# START OF EXTRACTED ENTRIES
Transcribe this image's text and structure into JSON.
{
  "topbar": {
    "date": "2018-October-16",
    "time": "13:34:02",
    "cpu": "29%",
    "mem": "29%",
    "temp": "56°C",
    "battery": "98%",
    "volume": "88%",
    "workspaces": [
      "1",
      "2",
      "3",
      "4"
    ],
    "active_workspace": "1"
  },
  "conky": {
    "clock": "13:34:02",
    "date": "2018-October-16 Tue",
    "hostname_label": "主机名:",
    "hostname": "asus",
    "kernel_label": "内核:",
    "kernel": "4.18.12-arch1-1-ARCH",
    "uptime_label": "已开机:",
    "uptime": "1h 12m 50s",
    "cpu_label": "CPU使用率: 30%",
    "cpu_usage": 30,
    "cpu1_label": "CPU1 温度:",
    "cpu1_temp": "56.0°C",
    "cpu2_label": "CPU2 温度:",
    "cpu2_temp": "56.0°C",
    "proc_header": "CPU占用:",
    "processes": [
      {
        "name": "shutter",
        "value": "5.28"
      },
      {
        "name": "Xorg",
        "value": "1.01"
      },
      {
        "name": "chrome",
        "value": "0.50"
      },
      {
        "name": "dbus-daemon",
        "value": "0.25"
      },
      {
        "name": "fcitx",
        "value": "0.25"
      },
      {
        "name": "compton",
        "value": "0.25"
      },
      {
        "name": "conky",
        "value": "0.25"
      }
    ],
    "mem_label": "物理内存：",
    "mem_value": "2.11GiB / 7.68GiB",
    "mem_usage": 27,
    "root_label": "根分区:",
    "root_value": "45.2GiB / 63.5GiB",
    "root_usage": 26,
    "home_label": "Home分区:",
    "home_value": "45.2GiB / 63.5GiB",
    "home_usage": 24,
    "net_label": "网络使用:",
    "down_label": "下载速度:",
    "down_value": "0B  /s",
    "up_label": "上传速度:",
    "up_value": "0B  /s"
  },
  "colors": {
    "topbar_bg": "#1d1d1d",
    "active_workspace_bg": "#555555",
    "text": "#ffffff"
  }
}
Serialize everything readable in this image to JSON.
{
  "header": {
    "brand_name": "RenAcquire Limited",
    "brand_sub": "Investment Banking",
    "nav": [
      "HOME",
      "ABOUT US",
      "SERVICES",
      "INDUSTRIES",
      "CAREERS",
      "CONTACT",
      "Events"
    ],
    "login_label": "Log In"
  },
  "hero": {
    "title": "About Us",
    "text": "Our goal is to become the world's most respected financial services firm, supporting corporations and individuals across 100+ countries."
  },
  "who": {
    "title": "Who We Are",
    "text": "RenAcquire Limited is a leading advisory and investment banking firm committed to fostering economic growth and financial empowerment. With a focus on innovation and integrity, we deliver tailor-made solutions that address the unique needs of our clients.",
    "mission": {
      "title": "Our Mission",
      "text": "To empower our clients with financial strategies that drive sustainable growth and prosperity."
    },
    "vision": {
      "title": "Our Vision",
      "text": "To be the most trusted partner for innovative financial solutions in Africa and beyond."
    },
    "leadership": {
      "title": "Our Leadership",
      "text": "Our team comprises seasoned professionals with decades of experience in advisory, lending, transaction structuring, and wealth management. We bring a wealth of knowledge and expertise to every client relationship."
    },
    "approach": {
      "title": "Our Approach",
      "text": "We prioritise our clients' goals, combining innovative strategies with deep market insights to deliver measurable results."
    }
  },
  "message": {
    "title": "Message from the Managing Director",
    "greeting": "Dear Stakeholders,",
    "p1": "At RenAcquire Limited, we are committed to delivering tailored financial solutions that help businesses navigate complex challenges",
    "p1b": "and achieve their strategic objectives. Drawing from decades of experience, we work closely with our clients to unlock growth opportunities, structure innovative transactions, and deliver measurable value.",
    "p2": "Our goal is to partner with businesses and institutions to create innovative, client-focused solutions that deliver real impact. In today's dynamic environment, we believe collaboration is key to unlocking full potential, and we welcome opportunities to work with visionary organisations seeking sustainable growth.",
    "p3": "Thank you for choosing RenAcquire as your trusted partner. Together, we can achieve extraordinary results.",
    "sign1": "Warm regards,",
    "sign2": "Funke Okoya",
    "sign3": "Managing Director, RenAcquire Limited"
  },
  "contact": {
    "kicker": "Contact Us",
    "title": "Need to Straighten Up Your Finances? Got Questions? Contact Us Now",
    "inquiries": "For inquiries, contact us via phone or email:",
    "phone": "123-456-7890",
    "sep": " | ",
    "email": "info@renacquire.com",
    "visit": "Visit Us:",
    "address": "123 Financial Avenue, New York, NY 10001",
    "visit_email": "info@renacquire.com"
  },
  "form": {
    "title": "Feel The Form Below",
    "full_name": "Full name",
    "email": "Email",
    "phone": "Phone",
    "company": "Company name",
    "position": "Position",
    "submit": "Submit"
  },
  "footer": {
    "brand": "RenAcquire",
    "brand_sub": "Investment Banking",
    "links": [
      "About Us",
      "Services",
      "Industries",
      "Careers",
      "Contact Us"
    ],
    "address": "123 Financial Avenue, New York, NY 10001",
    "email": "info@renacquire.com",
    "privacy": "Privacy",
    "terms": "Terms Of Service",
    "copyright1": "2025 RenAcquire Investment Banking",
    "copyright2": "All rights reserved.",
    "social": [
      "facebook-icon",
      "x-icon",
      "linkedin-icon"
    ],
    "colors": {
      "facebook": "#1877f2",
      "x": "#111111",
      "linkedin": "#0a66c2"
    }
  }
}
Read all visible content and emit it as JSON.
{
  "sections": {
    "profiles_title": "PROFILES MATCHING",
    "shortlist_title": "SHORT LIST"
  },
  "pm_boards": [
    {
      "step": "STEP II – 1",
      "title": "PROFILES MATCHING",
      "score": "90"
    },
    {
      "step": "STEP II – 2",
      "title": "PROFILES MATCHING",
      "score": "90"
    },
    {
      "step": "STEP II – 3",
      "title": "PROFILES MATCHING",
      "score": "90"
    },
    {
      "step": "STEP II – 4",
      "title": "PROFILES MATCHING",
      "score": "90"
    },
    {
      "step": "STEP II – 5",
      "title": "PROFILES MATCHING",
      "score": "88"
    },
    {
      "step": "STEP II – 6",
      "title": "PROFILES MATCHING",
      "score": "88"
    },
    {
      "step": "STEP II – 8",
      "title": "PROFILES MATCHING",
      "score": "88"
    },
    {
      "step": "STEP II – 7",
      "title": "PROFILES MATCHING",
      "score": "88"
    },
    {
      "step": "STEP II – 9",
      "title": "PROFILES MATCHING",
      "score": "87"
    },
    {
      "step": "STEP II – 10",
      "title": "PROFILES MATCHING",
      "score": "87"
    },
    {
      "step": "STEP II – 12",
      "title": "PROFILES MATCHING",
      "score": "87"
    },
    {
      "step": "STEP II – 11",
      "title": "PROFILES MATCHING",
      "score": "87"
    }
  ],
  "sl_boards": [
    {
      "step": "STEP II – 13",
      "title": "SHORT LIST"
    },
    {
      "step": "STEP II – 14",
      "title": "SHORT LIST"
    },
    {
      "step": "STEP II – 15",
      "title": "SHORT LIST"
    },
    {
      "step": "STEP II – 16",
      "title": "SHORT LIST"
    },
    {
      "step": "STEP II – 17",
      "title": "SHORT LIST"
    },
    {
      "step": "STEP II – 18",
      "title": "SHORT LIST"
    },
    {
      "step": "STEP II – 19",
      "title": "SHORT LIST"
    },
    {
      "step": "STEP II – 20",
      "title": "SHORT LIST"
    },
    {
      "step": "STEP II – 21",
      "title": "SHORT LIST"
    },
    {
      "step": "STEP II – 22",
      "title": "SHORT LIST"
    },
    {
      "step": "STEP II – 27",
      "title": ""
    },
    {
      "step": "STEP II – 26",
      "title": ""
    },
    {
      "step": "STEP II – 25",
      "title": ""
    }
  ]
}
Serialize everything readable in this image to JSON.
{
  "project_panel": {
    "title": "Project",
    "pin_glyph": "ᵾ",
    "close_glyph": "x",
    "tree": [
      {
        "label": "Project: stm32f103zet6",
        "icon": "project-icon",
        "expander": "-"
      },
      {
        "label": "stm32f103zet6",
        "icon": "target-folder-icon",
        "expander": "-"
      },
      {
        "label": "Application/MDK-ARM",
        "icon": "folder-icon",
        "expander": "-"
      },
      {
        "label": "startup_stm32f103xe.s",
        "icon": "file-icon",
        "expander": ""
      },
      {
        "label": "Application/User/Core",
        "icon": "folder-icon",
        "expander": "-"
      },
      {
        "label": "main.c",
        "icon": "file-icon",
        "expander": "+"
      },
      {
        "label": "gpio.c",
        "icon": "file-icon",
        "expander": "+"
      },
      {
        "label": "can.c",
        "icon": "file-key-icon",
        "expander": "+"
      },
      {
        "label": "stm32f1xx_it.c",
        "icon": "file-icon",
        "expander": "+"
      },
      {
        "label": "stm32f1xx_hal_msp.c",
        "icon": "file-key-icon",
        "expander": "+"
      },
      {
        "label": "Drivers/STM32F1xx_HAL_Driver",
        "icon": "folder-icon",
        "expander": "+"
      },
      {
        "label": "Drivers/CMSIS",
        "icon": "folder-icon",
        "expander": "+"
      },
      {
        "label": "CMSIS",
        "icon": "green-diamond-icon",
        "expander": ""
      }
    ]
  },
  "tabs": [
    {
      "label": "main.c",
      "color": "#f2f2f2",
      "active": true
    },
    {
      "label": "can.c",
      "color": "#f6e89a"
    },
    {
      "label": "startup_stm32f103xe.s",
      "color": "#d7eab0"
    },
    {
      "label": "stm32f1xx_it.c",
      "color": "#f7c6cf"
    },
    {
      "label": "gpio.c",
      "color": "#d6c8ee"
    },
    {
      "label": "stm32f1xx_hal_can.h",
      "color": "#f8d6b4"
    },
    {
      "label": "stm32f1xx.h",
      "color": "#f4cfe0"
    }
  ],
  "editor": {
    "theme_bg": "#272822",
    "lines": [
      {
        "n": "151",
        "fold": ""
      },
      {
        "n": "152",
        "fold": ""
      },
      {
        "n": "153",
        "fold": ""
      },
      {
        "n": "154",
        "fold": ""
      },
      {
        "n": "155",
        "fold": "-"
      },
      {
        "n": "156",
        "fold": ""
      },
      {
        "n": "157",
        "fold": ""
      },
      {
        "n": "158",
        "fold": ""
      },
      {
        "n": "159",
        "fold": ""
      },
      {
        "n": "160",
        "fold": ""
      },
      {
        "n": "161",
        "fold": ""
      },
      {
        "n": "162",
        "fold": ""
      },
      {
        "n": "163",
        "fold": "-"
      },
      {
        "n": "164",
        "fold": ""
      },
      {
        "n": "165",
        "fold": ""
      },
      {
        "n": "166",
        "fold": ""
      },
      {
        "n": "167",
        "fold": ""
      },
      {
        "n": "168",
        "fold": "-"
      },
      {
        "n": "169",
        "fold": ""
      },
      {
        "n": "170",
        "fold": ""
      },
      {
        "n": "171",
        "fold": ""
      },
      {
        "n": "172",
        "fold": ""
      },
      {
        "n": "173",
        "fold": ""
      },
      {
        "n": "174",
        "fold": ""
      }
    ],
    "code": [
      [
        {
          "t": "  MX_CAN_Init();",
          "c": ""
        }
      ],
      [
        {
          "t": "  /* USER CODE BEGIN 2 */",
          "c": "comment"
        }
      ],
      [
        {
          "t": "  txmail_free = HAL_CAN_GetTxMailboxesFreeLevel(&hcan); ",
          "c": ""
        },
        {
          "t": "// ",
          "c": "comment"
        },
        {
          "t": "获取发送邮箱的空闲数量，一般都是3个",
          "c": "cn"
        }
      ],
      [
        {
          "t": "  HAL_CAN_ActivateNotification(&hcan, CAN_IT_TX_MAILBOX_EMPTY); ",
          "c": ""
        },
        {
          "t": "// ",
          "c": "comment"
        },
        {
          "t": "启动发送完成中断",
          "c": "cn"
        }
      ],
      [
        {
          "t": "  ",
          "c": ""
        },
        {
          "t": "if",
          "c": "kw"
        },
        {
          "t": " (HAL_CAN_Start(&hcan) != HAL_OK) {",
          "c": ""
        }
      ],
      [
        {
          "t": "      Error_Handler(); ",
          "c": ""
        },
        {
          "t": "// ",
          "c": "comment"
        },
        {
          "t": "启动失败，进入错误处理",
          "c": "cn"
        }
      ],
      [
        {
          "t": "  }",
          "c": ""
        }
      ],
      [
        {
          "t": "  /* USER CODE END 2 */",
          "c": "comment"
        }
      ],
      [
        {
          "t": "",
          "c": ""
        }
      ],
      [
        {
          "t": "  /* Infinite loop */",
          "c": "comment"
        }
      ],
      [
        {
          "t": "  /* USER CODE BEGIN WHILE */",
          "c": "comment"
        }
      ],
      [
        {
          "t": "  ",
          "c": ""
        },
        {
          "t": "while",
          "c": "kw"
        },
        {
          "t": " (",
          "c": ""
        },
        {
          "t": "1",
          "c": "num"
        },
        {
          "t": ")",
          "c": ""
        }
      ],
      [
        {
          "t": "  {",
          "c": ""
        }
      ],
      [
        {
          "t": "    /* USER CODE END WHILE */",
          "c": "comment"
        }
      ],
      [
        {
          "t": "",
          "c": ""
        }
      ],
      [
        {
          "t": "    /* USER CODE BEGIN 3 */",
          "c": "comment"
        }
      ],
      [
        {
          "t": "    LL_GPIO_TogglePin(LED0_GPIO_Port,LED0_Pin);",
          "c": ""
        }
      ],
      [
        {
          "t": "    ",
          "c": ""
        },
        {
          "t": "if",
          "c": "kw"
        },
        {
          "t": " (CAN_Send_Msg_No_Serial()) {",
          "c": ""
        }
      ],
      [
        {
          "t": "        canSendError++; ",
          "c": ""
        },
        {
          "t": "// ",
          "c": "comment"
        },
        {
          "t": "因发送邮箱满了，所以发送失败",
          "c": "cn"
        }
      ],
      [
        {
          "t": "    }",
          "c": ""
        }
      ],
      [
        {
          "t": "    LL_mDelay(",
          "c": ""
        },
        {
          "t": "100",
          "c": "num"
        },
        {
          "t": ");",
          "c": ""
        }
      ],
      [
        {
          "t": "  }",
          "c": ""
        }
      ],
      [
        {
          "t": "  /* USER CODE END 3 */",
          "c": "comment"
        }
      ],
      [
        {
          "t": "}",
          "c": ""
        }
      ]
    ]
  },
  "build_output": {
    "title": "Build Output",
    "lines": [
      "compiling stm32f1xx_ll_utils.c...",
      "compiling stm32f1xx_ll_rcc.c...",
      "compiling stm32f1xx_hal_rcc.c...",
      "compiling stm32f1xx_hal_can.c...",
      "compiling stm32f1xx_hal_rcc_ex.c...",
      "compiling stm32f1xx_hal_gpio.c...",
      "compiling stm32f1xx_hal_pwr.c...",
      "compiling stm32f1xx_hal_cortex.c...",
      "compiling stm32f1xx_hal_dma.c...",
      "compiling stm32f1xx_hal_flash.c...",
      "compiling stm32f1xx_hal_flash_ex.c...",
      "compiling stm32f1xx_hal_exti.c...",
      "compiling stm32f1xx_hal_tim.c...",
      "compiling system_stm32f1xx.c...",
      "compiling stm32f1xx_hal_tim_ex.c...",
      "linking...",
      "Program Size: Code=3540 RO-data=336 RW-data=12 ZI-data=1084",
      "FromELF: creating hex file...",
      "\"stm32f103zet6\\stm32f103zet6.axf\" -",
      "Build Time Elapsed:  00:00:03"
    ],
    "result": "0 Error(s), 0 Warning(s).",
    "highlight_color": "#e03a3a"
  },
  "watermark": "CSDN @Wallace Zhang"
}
# END OF EXTRACTED ENTRIES
### SHORT TASK:
Find the word "solutions" in the entries, and copy every line it shows up in.

### FINAL ANSWER:
    "text": "RenAcquire Limited is a leading advisory and investment banking firm committed to fostering economic growth and financial empowerment. With a focus on innovation and integrity, we deliver tailor-made solutions that address the unique needs of our clients.",
      "text": "To be the most trusted partner for innovative financial solutions in Africa and beyond."
    "p1": "At RenAcquire Limited, we are committed to delivering tailored financial solutions that help businesses navigate complex challenges",
    "p2": "Our goal is to partner with businesses and institutions to create innovative, client-focused solutions that deliver real impact. In today's dynamic environment, we believe collaboration is key to unlocking full potential, and we welcome opportunities to work with visionary organisations seeking sustainable growth.",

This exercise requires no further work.